• _MATERIAL FOR THIS EXERCISE_

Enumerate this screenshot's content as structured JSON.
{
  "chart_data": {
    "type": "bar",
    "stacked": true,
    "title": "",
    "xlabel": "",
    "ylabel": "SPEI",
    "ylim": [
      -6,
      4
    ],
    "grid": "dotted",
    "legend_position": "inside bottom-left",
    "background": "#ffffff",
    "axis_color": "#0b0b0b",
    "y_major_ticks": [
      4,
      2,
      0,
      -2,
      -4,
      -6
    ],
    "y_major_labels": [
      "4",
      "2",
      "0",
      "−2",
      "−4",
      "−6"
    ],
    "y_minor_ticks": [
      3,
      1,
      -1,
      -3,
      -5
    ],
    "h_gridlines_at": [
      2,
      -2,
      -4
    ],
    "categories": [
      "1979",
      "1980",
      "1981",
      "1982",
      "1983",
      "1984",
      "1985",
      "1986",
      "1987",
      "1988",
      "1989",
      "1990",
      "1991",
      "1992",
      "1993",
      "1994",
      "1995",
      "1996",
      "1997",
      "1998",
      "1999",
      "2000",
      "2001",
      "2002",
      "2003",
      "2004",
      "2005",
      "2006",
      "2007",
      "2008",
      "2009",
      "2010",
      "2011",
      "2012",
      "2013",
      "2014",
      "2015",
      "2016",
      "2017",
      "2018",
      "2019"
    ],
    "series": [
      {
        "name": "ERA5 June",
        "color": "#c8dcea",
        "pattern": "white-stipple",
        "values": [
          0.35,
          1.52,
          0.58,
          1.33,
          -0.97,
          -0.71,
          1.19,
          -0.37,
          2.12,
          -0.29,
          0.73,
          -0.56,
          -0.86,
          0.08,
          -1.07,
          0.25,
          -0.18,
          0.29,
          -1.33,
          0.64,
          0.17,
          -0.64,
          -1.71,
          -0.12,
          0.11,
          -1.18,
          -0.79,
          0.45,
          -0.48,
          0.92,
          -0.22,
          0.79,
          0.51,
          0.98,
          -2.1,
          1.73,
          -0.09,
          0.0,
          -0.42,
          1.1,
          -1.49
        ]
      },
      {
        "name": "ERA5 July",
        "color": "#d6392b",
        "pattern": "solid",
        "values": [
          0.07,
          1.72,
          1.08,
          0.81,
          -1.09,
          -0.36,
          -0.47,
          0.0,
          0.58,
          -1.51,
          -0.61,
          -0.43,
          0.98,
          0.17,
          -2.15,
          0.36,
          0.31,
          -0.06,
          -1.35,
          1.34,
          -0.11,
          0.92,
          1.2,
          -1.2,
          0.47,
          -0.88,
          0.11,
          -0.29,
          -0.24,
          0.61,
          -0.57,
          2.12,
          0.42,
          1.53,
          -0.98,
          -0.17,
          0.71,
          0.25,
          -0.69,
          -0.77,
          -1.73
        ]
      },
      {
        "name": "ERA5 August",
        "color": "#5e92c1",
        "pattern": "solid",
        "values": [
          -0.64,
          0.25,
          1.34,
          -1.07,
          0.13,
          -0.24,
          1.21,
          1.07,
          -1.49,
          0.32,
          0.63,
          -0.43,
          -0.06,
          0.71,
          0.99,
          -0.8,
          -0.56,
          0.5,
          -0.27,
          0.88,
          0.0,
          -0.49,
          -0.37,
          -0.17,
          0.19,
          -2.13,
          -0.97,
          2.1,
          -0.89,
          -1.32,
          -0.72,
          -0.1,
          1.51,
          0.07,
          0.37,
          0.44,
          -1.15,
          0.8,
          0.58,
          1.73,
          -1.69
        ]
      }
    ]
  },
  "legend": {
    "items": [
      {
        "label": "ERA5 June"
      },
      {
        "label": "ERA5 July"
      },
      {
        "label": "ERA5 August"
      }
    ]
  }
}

• _EXERCISE OBJECTIVE_
Each record must be returned exactly as it is written.

• _WRITTEN REPLY_
Enumerate this screenshot's content as structured JSON.
{
  "chart_data": {
    "type": "bar",
    "stacked": true,
    "title": "",
    "xlabel": "",
    "ylabel": "SPEI",
    "ylim": [
      -6,
      4
    ],
    "grid": "dotted",
    "legend_position": "inside bottom-left",
    "background": "#ffffff",
    "axis_color": "#0b0b0b",
    "y_major_ticks": [
      4,
      2,
      0,
      -2,
      -4,
      -6
    ],
    "y_major_labels": [
      "4",
      "2",
      "0",
      "−2",
      "−4",
      "−6"
    ],
    "y_minor_ticks": [
      3,
      1,
      -1,
      -3,
      -5
    ],
    "h_gridlines_at": [
      2,
      -2,
      -4
    ],
    "categories": [
      "1979",
      "1980",
      "1981",
      "1982",
      "1983",
      "1984",
      "1985",
      "1986",
      "1987",
      "1988",
      "1989",
      "1990",
      "1991",
      "1992",
      "1993",
      "1994",
      "1995",
      "1996",
      "1997",
      "1998",
      "1999",
      "2000",
      "2001",
      "2002",
      "2003",
      "2004",
      "2005",
      "2006",
      "2007",
      "2008",
      "2009",
      "2010",
      "2011",
      "2012",
      "2013",
      "2014",
      "2015",
      "2016",
      "2017",
      "2018",
      "2019"
    ],
    "series": [
      {
        "name": "ERA5 June",
        "color": "#c8dcea",
        "pattern": "white-stipple",
        "values": [
          0.35,
          1.52,
          0.58,
          1.33,
          -0.97,
          -0.71,
          1.19,
          -0.37,
          2.12,
          -0.29,
          0.73,
          -0.56,
          -0.86,
          0.08,
          -1.07,
          0.25,
          -0.18,
          0.29,
          -1.33,
          0.64,
          0.17,
          -0.64,
          -1.71,
          -0.12,
          0.11,
          -1.18,
          -0.79,
          0.45,
          -0.48,
          0.92,
          -0.22,
          0.79,
          0.51,
          0.98,
          -2.1,
          1.73,
          -0.09,
          0.0,
          -0.42,
          1.1,
          -1.49
        ]
      },
      {
        "name": "ERA5 July",
        "color": "#d6392b",
        "pattern": "solid",
        "values": [
          0.07,
          1.72,
          1.08,
          0.81,
          -1.09,
          -0.36,
          -0.47,
          0.0,
          0.58,
          -1.51,
          -0.61,
          -0.43,
          0.98,
          0.17,
          -2.15,
          0.36,
          0.31,
          -0.06,
          -1.35,
          1.34,
          -0.11,
          0.92,
          1.2,
          -1.2,
          0.47,
          -0.88,
          0.11,
          -0.29,
          -0.24,
          0.61,
          -0.57,
          2.12,
          0.42,
          1.53,
          -0.98,
          -0.17,
          0.71,
          0.25,
          -0.69,
          -0.77,
          -1.73
        ]
      },
      {
        "name": "ERA5 August",
        "color": "#5e92c1",
        "pattern": "solid",
        "values": [
          -0.64,
          0.25,
          1.34,
          -1.07,
          0.13,
          -0.24,
          1.21,
          1.07,
          -1.49,
          0.32,
          0.63,
          -0.43,
          -0.06,
          0.71,
          0.99,
          -0.8,
          -0.56,
          0.5,
          -0.27,
          0.88,
          0.0,
          -0.49,
          -0.37,
          -0.17,
          0.19,
          -2.13,
          -0.97,
          2.1,
          -0.89,
          -1.32,
          -0.72,
          -0.1,
          1.51,
          0.07,
          0.37,
          0.44,
          -1.15,
          0.8,
          0.58,
          1.73,
          -1.69
        ]
      }
    ]
  },
  "legend": {
    "items": [
      {
        "label": "ERA5 June"
      },
      {
        "label": "ERA5 July"
      },
      {
        "label": "ERA5 August"
      }
    ]
  }
}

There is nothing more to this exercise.